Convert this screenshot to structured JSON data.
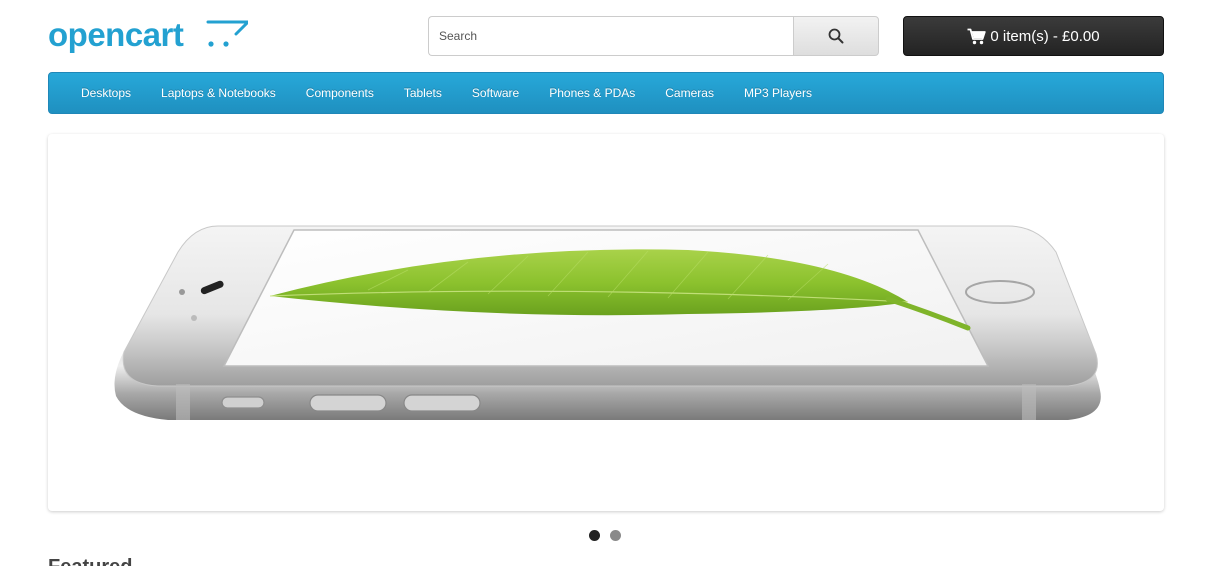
{
  "header": {
    "logo_text": "opencart",
    "search": {
      "placeholder": "Search",
      "value": ""
    },
    "search_button_icon": "search-icon",
    "cart": {
      "icon": "shopping-cart-icon",
      "label": "0 item(s) - £0.00"
    }
  },
  "menu": {
    "items": [
      {
        "label": "Desktops"
      },
      {
        "label": "Laptops & Notebooks"
      },
      {
        "label": "Components"
      },
      {
        "label": "Tablets"
      },
      {
        "label": "Software"
      },
      {
        "label": "Phones & PDAs"
      },
      {
        "label": "Cameras"
      },
      {
        "label": "MP3 Players"
      }
    ]
  },
  "slideshow": {
    "slide_image": "iphone-6-leaf-banner",
    "active_slide": 1,
    "total_slides": 2
  },
  "content": {
    "heading": "Featured"
  },
  "colors": {
    "brand_blue": "#23a1d1",
    "menu_blue": "#229ac8",
    "cart_dark": "#303030",
    "active_dot": "#222222",
    "inactive_dot": "#8a8a8a"
  }
}
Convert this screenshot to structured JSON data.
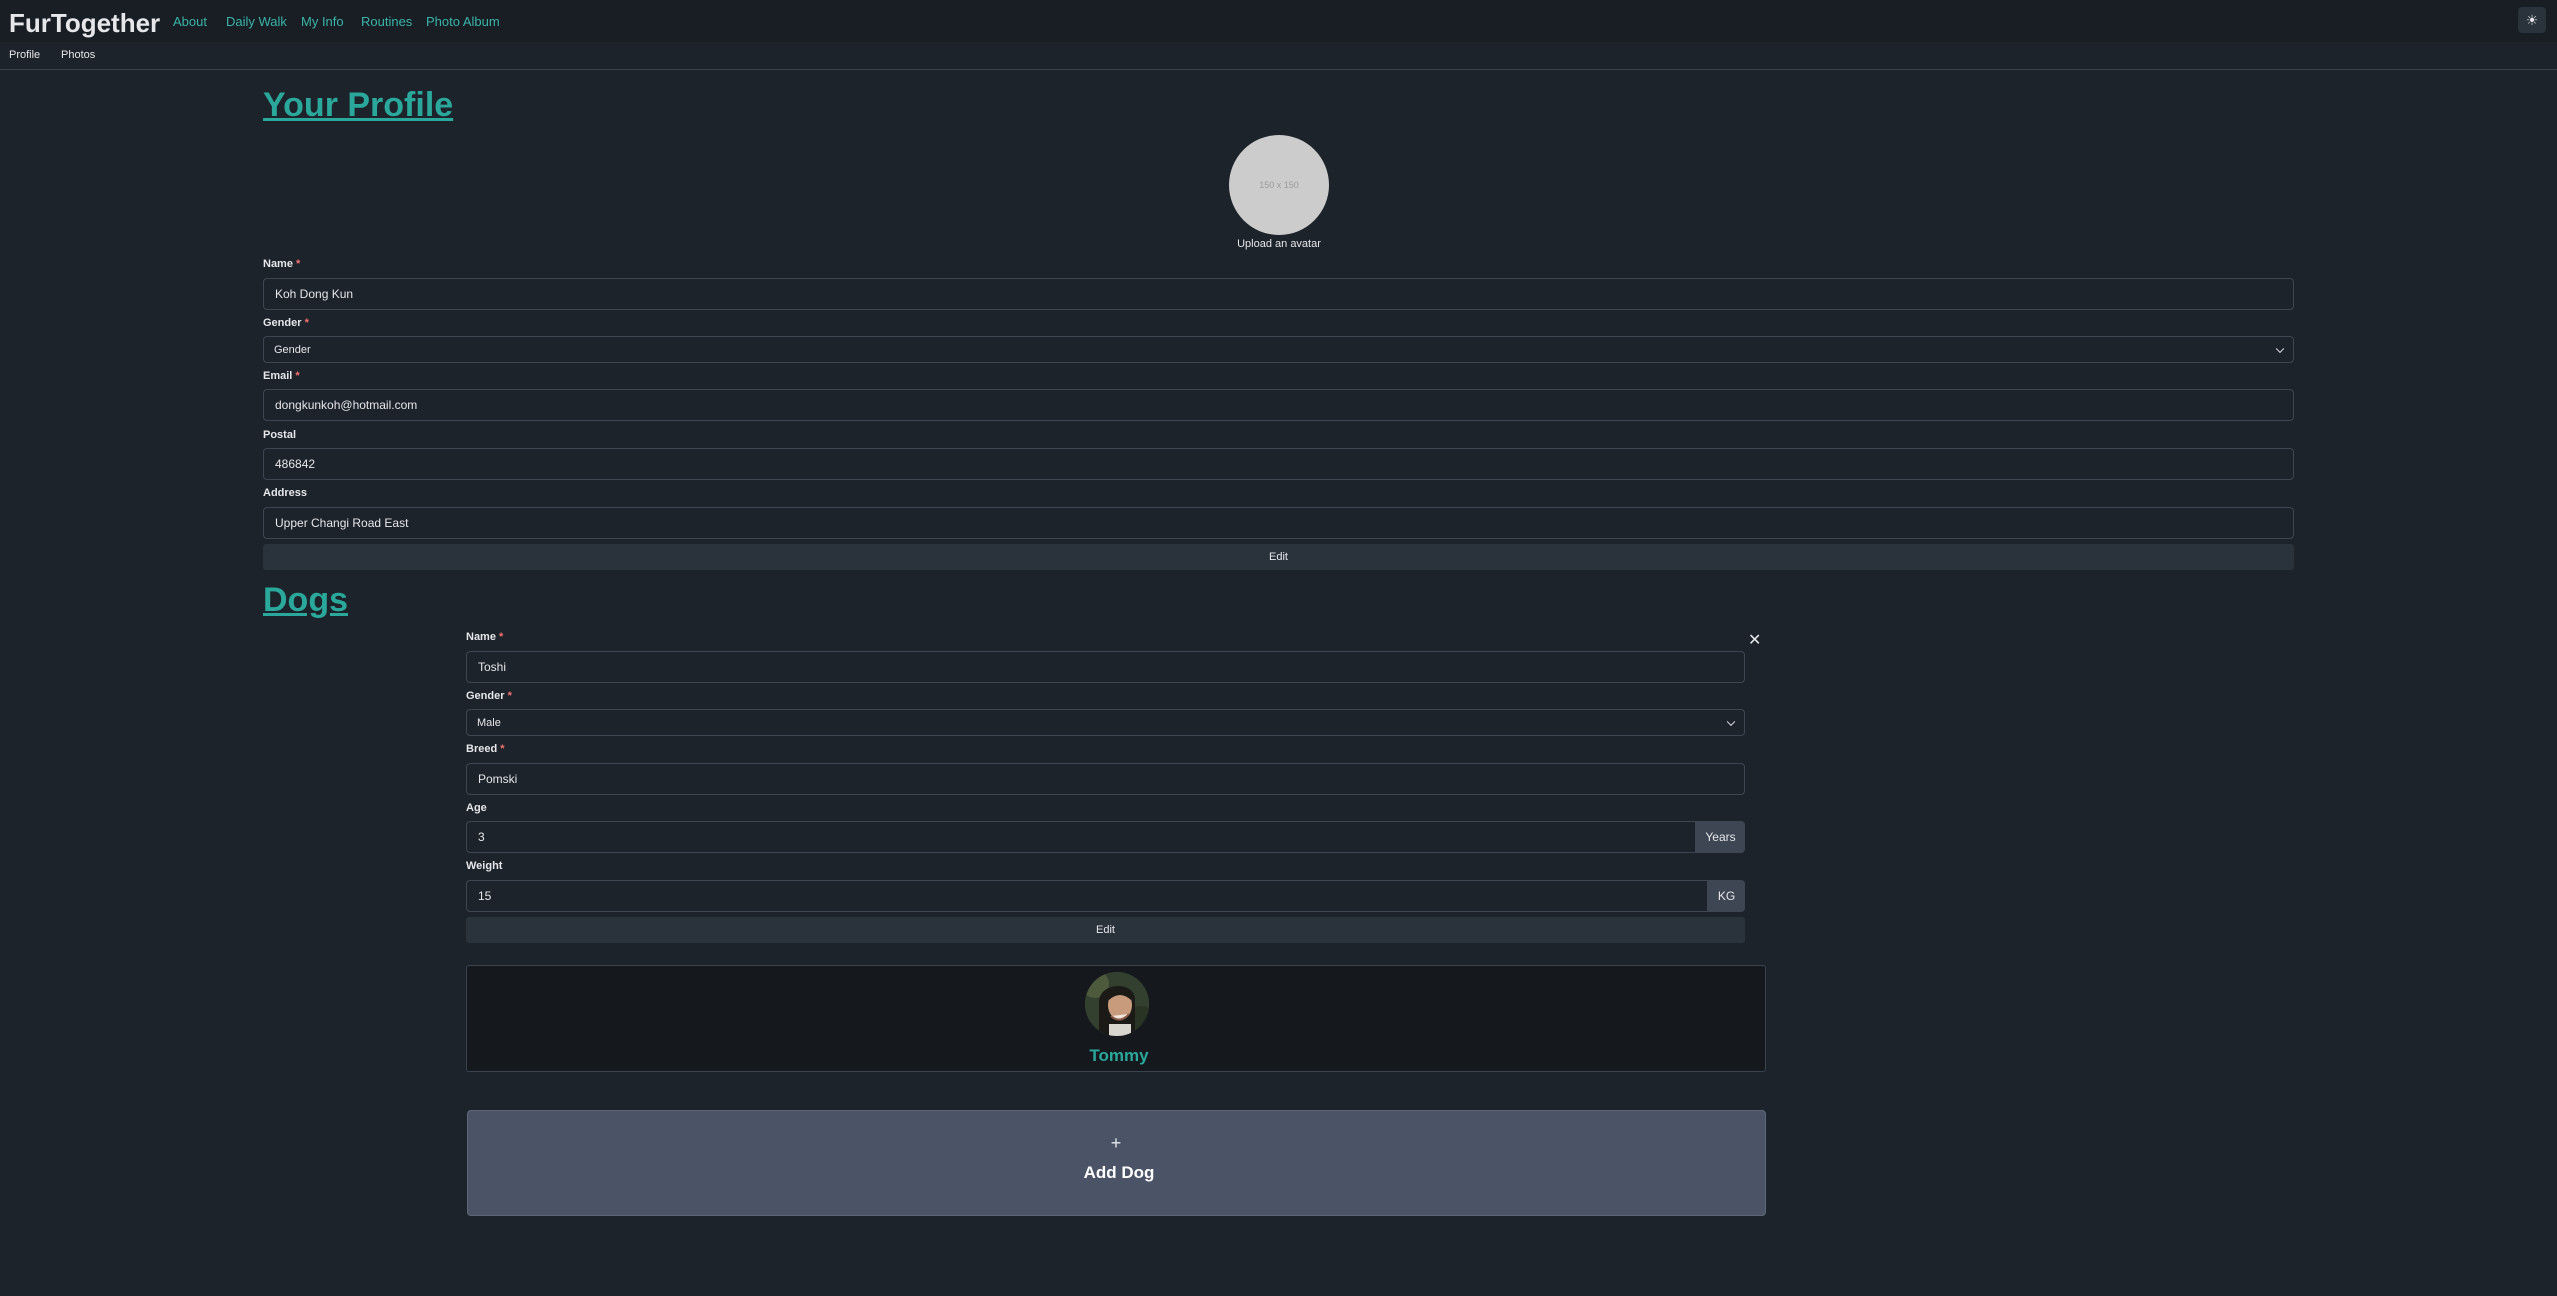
{
  "app": {
    "brand": "FurTogether",
    "nav": [
      "About",
      "Daily Walk",
      "My Info",
      "Routines",
      "Photo Album"
    ],
    "theme_icon": "sun-icon"
  },
  "subnav": [
    "Profile",
    "Photos"
  ],
  "profile": {
    "title": "Your Profile",
    "avatar_placeholder": "150 x 150",
    "upload_text": "Upload an avatar",
    "fields": {
      "name_label": "Name",
      "name_value": "Koh Dong Kun",
      "gender_label": "Gender",
      "gender_value": "Gender",
      "email_label": "Email",
      "email_value": "dongkunkoh@hotmail.com",
      "postal_label": "Postal",
      "postal_value": "486842",
      "address_label": "Address",
      "address_value": "Upper Changi Road East"
    },
    "edit_label": "Edit"
  },
  "dogs": {
    "title": "Dogs",
    "close_icon": "close-icon",
    "form": {
      "name_label": "Name",
      "name_value": "Toshi",
      "gender_label": "Gender",
      "gender_value": "Male",
      "breed_label": "Breed",
      "breed_value": "Pomski",
      "age_label": "Age",
      "age_value": "3",
      "age_unit": "Years",
      "weight_label": "Weight",
      "weight_value": "15",
      "weight_unit": "KG",
      "edit_label": "Edit"
    },
    "cards": [
      {
        "name": "Tommy"
      }
    ],
    "add": {
      "icon": "+",
      "label": "Add Dog"
    }
  },
  "required_marker": "*",
  "colors": {
    "accent": "#2aa89b",
    "background": "#1d232a",
    "navbar": "#191e24",
    "required": "#f87272"
  }
}
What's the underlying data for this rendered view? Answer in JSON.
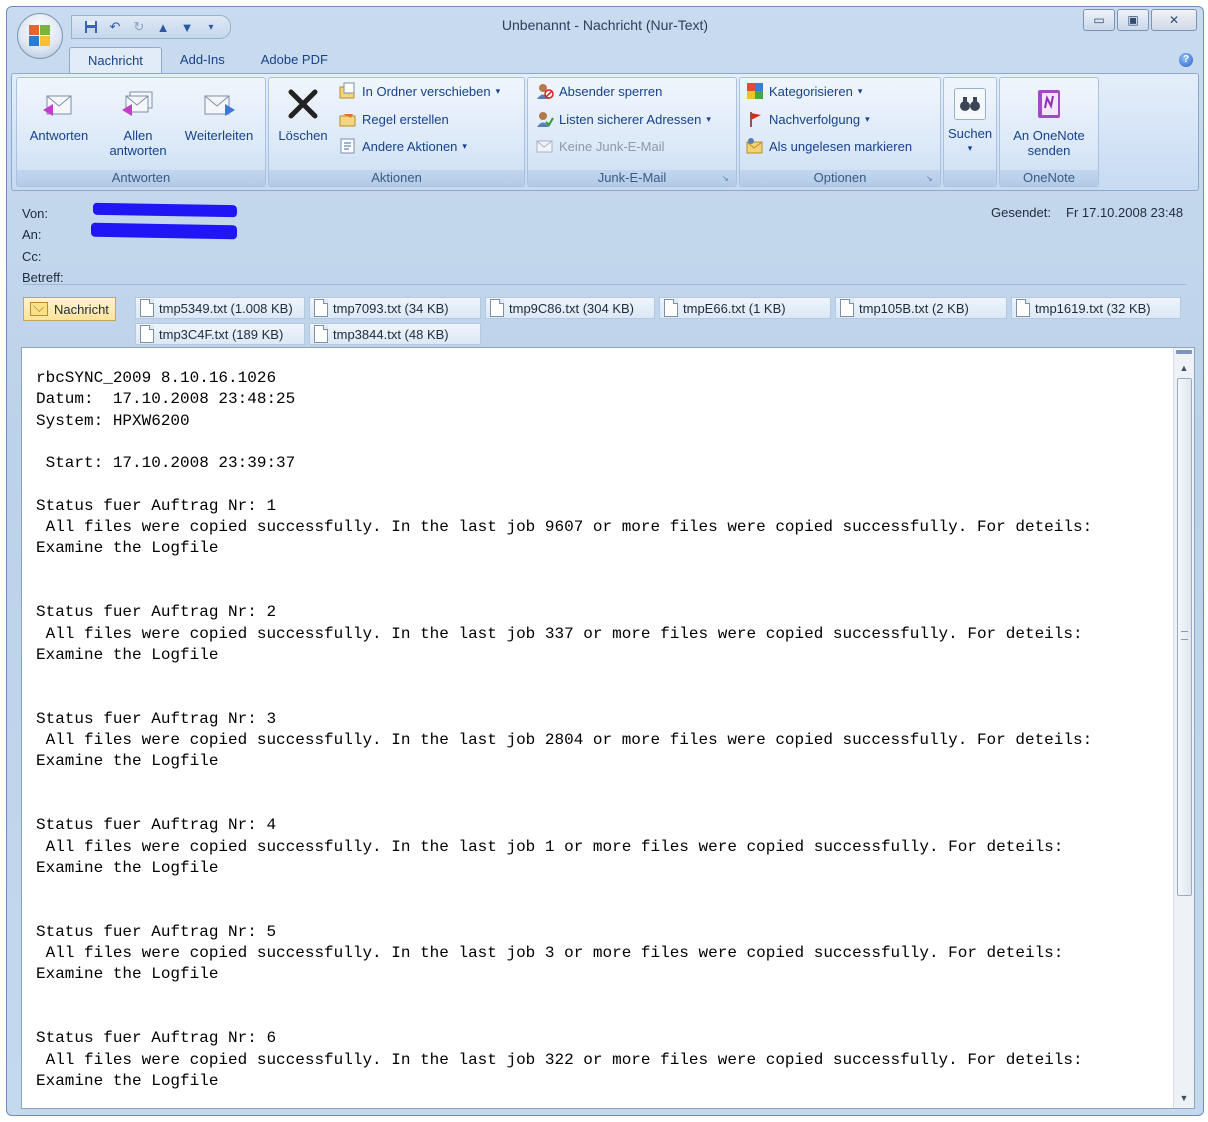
{
  "window": {
    "title": "Unbenannt - Nachricht (Nur-Text)",
    "controls": {
      "minimize": "▭",
      "maximize": "▣",
      "close": "✕"
    }
  },
  "qat": [
    "save-icon",
    "undo-icon",
    "redo-icon",
    "previous-item-icon",
    "next-item-icon",
    "customize-qat-icon"
  ],
  "tabs": [
    "Nachricht",
    "Add-Ins",
    "Adobe PDF"
  ],
  "ribbon": {
    "groups": {
      "antworten": {
        "label": "Antworten",
        "buttons": [
          "Antworten",
          "Allen antworten",
          "Weiterleiten"
        ]
      },
      "aktionen": {
        "label": "Aktionen",
        "delete": "Löschen",
        "items": [
          "In Ordner verschieben",
          "Regel erstellen",
          "Andere Aktionen"
        ]
      },
      "junk": {
        "label": "Junk-E-Mail",
        "items": [
          "Absender sperren",
          "Listen sicherer Adressen",
          "Keine Junk-E-Mail"
        ]
      },
      "optionen": {
        "label": "Optionen",
        "items": [
          "Kategorisieren",
          "Nachverfolgung",
          "Als ungelesen markieren"
        ]
      },
      "suchen": {
        "label": "",
        "button": "Suchen"
      },
      "onenote": {
        "label": "OneNote",
        "button": "An OneNote senden"
      }
    }
  },
  "header": {
    "from_label": "Von:",
    "to_label": "An:",
    "cc_label": "Cc:",
    "subject_label": "Betreff:",
    "sent_label": "Gesendet:",
    "sent_value": "Fr 17.10.2008 23:48"
  },
  "attachments": {
    "message_tab": "Nachricht",
    "files": [
      "tmp5349.txt (1.008 KB)",
      "tmp7093.txt (34 KB)",
      "tmp9C86.txt (304 KB)",
      "tmpE66.txt (1 KB)",
      "tmp105B.txt (2 KB)",
      "tmp1619.txt (32 KB)",
      "tmp3C4F.txt (189 KB)",
      "tmp3844.txt (48 KB)"
    ]
  },
  "body": {
    "text": "rbcSYNC_2009 8.10.16.1026\nDatum:  17.10.2008 23:48:25\nSystem: HPXW6200\n\n Start: 17.10.2008 23:39:37\n\nStatus fuer Auftrag Nr: 1\n All files were copied successfully. In the last job 9607 or more files were copied successfully. For deteils:\nExamine the Logfile\n\n\nStatus fuer Auftrag Nr: 2\n All files were copied successfully. In the last job 337 or more files were copied successfully. For deteils:\nExamine the Logfile\n\n\nStatus fuer Auftrag Nr: 3\n All files were copied successfully. In the last job 2804 or more files were copied successfully. For deteils:\nExamine the Logfile\n\n\nStatus fuer Auftrag Nr: 4\n All files were copied successfully. In the last job 1 or more files were copied successfully. For deteils:\nExamine the Logfile\n\n\nStatus fuer Auftrag Nr: 5\n All files were copied successfully. In the last job 3 or more files were copied successfully. For deteils:\nExamine the Logfile\n\n\nStatus fuer Auftrag Nr: 6\n All files were copied successfully. In the last job 322 or more files were copied successfully. For deteils:\nExamine the Logfile"
  }
}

------------

PROMPT -> Write the listing above out again exactly, dropping each image.

ANSWER BELOW ->
Convert this screenshot to structured JSON data.
{
  "header": {
    "logo_text": "opencart",
    "search": {
      "placeholder": "Search",
      "value": ""
    },
    "search_button_icon": "search-icon",
    "cart": {
      "icon": "shopping-cart-icon",
      "label": "0 item(s) - £0.00"
    }
  },
  "menu": {
    "items": [
      {
        "label": "Desktops"
      },
      {
        "label": "Laptops & Notebooks"
      },
      {
        "label": "Components"
      },
      {
        "label": "Tablets"
      },
      {
        "label": "Software"
      },
      {
        "label": "Phones & PDAs"
      },
      {
        "label": "Cameras"
      },
      {
        "label": "MP3 Players"
      }
    ]
  },
  "slideshow": {
    "slide_image": "iphone-6-leaf-banner",
    "active_slide": 1,
    "total_slides": 2
  },
  "content": {
    "heading": "Featured"
  },
  "colors": {
    "brand_blue": "#23a1d1",
    "menu_blue": "#229ac8",
    "cart_dark": "#303030",
    "active_dot": "#222222",
    "inactive_dot": "#8a8a8a"
  }
}
Convert this screenshot to structured JSON data.
{
  "app": {
    "brand": "FurTogether",
    "nav": [
      "About",
      "Daily Walk",
      "My Info",
      "Routines",
      "Photo Album"
    ],
    "theme_icon": "sun-icon"
  },
  "subnav": [
    "Profile",
    "Photos"
  ],
  "profile": {
    "title": "Your Profile",
    "avatar_placeholder": "150 x 150",
    "upload_text": "Upload an avatar",
    "fields": {
      "name_label": "Name",
      "name_value": "Koh Dong Kun",
      "gender_label": "Gender",
      "gender_value": "Gender",
      "email_label": "Email",
      "email_value": "dongkunkoh@hotmail.com",
      "postal_label": "Postal",
      "postal_value": "486842",
      "address_label": "Address",
      "address_value": "Upper Changi Road East"
    },
    "edit_label": "Edit"
  },
  "dogs": {
    "title": "Dogs",
    "close_icon": "close-icon",
    "form": {
      "name_label": "Name",
      "name_value": "Toshi",
      "gender_label": "Gender",
      "gender_value": "Male",
      "breed_label": "Breed",
      "breed_value": "Pomski",
      "age_label": "Age",
      "age_value": "3",
      "age_unit": "Years",
      "weight_label": "Weight",
      "weight_value": "15",
      "weight_unit": "KG",
      "edit_label": "Edit"
    },
    "cards": [
      {
        "name": "Tommy"
      }
    ],
    "add": {
      "icon": "+",
      "label": "Add Dog"
    }
  },
  "required_marker": "*",
  "colors": {
    "accent": "#2aa89b",
    "background": "#1d232a",
    "navbar": "#191e24",
    "required": "#f87272"
  }
}
What's the underlying data for this rendered view? Answer in JSON.
{
  "window": {
    "title": "Unbenannt - Nachricht (Nur-Text)",
    "controls": {
      "minimize": "▭",
      "maximize": "▣",
      "close": "✕"
    }
  },
  "qat": [
    "save-icon",
    "undo-icon",
    "redo-icon",
    "previous-item-icon",
    "next-item-icon",
    "customize-qat-icon"
  ],
  "tabs": [
    "Nachricht",
    "Add-Ins",
    "Adobe PDF"
  ],
  "ribbon": {
    "groups": {
      "antworten": {
        "label": "Antworten",
        "buttons": [
          "Antworten",
          "Allen antworten",
          "Weiterleiten"
        ]
      },
      "aktionen": {
        "label": "Aktionen",
        "delete": "Löschen",
        "items": [
          "In Ordner verschieben",
          "Regel erstellen",
          "Andere Aktionen"
        ]
      },
      "junk": {
        "label": "Junk-E-Mail",
        "items": [
          "Absender sperren",
          "Listen sicherer Adressen",
          "Keine Junk-E-Mail"
        ]
      },
      "optionen": {
        "label": "Optionen",
        "items": [
          "Kategorisieren",
          "Nachverfolgung",
          "Als ungelesen markieren"
        ]
      },
      "suchen": {
        "label": "",
        "button": "Suchen"
      },
      "onenote": {
        "label": "OneNote",
        "button": "An OneNote senden"
      }
    }
  },
  "header": {
    "from_label": "Von:",
    "to_label": "An:",
    "cc_label": "Cc:",
    "subject_label": "Betreff:",
    "sent_label": "Gesendet:",
    "sent_value": "Fr 17.10.2008 23:48"
  },
  "attachments": {
    "message_tab": "Nachricht",
    "files": [
      "tmp5349.txt (1.008 KB)",
      "tmp7093.txt (34 KB)",
      "tmp9C86.txt (304 KB)",
      "tmpE66.txt (1 KB)",
      "tmp105B.txt (2 KB)",
      "tmp1619.txt (32 KB)",
      "tmp3C4F.txt (189 KB)",
      "tmp3844.txt (48 KB)"
    ]
  },
  "body": {
    "text": "rbcSYNC_2009 8.10.16.1026\nDatum:  17.10.2008 23:48:25\nSystem: HPXW6200\n\n Start: 17.10.2008 23:39:37\n\nStatus fuer Auftrag Nr: 1\n All files were copied successfully. In the last job 9607 or more files were copied successfully. For deteils:\nExamine the Logfile\n\n\nStatus fuer Auftrag Nr: 2\n All files were copied successfully. In the last job 337 or more files were copied successfully. For deteils:\nExamine the Logfile\n\n\nStatus fuer Auftrag Nr: 3\n All files were copied successfully. In the last job 2804 or more files were copied successfully. For deteils:\nExamine the Logfile\n\n\nStatus fuer Auftrag Nr: 4\n All files were copied successfully. In the last job 1 or more files were copied successfully. For deteils:\nExamine the Logfile\n\n\nStatus fuer Auftrag Nr: 5\n All files were copied successfully. In the last job 3 or more files were copied successfully. For deteils:\nExamine the Logfile\n\n\nStatus fuer Auftrag Nr: 6\n All files were copied successfully. In the last job 322 or more files were copied successfully. For deteils:\nExamine the Logfile"
  }
}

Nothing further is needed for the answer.